• _What is expected_: Answer with a single number: how many lines in the listing below include "входа"?

** Start **

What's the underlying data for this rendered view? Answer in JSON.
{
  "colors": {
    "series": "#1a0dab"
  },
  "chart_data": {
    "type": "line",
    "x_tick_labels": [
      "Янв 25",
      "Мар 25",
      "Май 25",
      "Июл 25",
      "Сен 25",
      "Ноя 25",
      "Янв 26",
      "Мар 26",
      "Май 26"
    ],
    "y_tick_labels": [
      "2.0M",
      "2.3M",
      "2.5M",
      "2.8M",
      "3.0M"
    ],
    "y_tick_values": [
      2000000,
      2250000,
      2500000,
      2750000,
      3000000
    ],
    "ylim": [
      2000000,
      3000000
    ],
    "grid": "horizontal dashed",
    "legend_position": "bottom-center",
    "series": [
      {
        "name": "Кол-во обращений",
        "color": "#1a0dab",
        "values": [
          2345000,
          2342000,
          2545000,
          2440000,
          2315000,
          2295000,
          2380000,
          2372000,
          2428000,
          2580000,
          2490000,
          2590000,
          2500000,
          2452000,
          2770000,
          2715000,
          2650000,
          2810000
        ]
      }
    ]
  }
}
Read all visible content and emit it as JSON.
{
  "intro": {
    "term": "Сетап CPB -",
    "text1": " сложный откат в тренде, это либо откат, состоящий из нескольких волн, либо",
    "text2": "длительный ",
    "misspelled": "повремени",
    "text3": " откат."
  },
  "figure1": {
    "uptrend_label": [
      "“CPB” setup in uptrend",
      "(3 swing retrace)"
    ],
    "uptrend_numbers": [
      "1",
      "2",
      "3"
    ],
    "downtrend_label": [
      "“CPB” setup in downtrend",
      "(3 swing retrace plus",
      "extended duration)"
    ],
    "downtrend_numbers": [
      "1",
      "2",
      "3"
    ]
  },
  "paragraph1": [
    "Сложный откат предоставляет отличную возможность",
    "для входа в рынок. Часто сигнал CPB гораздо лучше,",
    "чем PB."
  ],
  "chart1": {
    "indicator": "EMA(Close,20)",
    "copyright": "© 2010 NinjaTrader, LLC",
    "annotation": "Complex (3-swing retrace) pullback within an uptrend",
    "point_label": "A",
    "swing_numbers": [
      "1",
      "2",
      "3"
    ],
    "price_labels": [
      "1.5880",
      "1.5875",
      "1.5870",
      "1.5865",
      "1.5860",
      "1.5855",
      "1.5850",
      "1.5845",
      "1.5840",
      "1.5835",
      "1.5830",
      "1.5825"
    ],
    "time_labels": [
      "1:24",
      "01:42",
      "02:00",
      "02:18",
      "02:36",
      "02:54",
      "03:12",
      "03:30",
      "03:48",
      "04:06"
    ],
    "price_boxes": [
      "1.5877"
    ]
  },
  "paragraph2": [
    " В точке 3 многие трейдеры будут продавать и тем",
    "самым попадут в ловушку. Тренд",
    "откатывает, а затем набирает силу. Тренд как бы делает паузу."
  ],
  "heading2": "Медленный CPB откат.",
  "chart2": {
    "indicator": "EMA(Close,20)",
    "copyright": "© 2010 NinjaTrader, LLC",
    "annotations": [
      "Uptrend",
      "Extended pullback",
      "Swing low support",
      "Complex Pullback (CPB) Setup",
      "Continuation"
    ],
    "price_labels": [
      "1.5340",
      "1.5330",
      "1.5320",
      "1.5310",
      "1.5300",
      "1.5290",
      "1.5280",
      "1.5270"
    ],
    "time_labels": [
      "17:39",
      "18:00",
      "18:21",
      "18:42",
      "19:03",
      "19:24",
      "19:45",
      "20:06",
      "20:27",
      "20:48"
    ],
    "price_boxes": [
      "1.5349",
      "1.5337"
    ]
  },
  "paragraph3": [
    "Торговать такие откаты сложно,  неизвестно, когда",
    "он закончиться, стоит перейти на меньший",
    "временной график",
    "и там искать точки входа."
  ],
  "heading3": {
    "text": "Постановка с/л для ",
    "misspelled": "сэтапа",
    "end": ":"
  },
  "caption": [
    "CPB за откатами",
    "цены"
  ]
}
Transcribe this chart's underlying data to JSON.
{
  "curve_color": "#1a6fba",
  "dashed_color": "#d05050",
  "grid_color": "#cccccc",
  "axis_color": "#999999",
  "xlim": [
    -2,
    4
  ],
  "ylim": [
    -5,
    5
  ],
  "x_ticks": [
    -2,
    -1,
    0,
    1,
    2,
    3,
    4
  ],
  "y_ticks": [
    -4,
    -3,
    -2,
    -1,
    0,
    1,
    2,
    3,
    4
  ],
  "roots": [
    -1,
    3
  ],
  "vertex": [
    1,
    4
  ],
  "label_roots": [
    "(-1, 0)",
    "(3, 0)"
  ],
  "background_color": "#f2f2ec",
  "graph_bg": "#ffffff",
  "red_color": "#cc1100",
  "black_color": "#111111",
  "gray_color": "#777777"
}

** End **

• _Answer to the exercise_: 2